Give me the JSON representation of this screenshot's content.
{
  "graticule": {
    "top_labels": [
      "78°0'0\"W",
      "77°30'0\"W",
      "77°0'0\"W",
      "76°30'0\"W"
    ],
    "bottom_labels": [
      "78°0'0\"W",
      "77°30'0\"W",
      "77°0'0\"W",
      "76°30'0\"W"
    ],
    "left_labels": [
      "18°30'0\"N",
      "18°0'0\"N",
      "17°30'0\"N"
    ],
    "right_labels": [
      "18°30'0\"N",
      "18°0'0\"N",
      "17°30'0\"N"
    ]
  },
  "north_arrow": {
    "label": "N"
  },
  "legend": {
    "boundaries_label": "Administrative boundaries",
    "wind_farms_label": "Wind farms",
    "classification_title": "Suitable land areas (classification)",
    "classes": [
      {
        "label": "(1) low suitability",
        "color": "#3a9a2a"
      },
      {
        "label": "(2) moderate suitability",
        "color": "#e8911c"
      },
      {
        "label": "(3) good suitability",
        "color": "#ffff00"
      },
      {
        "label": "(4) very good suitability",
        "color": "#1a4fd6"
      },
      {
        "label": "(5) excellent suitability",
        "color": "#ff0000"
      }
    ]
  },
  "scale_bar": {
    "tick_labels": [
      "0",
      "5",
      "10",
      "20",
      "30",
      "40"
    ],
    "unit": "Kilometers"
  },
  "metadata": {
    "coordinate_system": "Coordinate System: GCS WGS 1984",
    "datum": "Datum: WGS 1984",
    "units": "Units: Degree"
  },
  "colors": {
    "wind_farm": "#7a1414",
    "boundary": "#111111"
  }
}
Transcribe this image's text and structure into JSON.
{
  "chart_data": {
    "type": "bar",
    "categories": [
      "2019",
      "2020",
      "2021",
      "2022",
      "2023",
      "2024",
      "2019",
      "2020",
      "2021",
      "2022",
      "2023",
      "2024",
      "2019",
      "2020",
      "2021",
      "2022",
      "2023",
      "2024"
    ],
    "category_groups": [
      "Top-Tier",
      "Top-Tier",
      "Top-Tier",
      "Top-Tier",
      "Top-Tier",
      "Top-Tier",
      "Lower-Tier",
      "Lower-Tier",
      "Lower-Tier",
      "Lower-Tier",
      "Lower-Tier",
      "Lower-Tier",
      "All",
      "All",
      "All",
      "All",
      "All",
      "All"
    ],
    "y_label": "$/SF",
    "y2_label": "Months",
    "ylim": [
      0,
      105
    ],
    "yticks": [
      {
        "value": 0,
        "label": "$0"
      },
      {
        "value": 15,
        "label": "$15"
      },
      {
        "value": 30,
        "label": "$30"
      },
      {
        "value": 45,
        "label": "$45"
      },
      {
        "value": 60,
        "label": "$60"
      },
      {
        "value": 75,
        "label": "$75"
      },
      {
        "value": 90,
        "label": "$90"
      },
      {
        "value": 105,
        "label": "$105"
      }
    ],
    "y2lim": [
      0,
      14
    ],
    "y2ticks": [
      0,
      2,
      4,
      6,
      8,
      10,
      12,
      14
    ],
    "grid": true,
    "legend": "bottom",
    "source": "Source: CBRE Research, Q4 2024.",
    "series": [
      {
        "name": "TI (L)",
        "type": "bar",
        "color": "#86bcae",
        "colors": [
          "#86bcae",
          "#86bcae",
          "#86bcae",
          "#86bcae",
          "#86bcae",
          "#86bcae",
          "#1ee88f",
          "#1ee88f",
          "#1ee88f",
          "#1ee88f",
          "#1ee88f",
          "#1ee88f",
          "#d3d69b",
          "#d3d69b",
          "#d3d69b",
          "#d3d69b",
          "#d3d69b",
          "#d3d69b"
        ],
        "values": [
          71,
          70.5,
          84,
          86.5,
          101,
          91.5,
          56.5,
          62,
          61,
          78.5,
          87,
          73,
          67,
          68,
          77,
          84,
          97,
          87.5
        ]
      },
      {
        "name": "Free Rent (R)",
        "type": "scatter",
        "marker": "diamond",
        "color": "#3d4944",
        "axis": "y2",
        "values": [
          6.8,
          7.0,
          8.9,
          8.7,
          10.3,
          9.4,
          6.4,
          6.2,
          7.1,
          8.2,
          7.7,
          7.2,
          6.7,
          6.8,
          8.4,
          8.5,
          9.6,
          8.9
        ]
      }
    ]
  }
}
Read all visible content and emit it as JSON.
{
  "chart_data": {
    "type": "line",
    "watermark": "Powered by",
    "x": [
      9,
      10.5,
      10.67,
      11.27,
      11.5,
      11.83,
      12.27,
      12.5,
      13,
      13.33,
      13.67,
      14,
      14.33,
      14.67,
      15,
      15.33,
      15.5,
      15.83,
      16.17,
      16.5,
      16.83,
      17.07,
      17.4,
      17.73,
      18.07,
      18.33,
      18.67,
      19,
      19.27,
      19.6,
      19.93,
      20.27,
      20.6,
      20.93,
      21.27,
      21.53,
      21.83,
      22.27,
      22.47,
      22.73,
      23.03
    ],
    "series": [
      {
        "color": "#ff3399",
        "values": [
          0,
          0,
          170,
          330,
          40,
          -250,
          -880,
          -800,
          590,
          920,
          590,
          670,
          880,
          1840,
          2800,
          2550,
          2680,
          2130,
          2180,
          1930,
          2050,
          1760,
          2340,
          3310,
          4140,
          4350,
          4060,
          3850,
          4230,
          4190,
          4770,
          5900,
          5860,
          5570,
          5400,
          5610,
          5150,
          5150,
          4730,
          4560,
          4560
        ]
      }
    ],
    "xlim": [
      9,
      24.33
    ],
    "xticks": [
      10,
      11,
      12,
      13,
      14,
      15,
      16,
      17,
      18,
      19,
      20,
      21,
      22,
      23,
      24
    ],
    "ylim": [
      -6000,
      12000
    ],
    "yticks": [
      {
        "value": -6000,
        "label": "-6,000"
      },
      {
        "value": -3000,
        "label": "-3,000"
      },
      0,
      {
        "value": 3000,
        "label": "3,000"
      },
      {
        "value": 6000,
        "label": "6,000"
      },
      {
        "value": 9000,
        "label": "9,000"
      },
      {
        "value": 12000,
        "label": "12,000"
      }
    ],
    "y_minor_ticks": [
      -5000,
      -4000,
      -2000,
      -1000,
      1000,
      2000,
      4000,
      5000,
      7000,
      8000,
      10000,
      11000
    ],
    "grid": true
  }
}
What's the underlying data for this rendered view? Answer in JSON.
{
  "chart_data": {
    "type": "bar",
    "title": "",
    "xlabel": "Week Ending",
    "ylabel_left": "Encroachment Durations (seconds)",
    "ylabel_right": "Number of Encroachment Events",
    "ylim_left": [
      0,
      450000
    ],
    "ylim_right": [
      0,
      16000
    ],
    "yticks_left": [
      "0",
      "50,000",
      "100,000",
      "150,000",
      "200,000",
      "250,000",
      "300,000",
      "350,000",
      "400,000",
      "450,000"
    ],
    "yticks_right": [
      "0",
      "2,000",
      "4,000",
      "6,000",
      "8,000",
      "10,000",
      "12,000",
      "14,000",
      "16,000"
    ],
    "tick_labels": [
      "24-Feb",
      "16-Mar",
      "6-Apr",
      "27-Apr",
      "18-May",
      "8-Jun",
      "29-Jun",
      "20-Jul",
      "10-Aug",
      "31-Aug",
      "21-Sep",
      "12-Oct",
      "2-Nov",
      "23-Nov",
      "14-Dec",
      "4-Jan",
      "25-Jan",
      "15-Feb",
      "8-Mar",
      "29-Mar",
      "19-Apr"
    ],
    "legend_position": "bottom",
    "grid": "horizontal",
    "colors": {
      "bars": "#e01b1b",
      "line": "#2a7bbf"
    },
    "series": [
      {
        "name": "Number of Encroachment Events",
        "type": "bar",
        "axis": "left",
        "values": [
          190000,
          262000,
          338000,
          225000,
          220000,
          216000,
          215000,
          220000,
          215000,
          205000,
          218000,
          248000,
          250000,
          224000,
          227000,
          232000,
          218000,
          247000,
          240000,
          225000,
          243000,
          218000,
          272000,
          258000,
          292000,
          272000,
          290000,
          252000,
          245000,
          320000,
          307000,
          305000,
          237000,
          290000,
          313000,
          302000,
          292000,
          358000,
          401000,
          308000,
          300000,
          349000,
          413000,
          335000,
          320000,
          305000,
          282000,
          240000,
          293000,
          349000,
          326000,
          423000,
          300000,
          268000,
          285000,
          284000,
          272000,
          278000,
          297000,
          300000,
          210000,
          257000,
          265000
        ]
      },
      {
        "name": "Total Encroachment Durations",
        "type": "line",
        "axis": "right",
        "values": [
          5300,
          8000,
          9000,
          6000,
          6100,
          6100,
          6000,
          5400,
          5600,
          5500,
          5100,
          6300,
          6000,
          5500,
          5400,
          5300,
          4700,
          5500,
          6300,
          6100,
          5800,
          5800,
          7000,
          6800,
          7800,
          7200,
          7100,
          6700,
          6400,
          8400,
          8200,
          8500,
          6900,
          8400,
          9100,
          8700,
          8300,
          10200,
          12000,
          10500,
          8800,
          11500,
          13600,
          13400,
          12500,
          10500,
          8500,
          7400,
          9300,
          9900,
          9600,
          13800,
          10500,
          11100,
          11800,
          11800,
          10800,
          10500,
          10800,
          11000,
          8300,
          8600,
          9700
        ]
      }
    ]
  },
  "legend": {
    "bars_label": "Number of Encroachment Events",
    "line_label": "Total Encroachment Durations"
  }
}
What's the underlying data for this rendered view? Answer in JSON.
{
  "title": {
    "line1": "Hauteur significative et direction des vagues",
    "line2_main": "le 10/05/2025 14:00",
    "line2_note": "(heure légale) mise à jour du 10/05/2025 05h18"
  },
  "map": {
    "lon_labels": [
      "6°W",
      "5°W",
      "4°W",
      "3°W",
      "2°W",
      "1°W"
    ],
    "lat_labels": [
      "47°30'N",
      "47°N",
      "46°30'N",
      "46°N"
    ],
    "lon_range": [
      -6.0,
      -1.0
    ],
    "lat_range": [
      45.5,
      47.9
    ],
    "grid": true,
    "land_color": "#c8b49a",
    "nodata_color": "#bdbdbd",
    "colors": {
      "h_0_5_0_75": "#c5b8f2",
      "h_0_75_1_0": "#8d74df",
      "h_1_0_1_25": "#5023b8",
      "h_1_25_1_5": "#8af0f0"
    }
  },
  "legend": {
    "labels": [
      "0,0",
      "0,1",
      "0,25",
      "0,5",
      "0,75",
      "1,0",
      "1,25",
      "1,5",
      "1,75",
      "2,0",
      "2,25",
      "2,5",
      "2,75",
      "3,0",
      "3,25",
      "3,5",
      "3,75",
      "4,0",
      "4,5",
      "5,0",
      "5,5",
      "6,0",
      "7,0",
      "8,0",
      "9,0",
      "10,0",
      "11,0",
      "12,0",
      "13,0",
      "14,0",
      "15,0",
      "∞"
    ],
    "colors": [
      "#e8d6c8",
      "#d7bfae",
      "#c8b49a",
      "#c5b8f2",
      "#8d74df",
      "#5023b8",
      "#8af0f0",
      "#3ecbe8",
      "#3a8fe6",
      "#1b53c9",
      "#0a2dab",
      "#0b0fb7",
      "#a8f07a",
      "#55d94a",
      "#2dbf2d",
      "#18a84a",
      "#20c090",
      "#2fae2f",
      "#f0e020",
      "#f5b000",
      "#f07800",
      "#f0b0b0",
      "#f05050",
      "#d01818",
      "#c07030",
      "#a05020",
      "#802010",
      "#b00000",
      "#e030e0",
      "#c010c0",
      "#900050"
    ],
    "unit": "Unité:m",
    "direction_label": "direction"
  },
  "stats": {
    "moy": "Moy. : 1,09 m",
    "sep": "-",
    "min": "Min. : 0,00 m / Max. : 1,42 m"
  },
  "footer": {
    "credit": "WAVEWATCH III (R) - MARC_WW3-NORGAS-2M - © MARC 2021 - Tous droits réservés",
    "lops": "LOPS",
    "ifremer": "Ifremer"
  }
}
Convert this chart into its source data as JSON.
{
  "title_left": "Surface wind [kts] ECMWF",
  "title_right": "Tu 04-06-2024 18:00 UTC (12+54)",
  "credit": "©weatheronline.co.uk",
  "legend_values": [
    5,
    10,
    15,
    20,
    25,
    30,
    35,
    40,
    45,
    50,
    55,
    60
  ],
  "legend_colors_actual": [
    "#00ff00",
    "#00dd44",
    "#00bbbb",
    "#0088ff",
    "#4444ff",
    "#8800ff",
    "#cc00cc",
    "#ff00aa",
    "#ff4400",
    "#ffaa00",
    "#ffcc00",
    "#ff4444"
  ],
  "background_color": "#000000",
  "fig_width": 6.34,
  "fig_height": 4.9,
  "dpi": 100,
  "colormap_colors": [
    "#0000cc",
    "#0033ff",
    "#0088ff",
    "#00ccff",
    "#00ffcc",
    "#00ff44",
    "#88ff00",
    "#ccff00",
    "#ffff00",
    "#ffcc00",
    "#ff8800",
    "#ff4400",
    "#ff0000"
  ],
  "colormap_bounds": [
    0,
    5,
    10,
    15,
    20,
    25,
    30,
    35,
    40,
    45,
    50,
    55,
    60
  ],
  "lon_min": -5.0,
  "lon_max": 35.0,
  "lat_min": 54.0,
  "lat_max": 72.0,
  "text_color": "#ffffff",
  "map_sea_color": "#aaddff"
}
◇ ◇ ◇ ◇ ◇ ◇ ◇
◆ Task brief: Among the records above, how many lines carry the string "this"? Reply with the number alone.

◆ Finished task: 5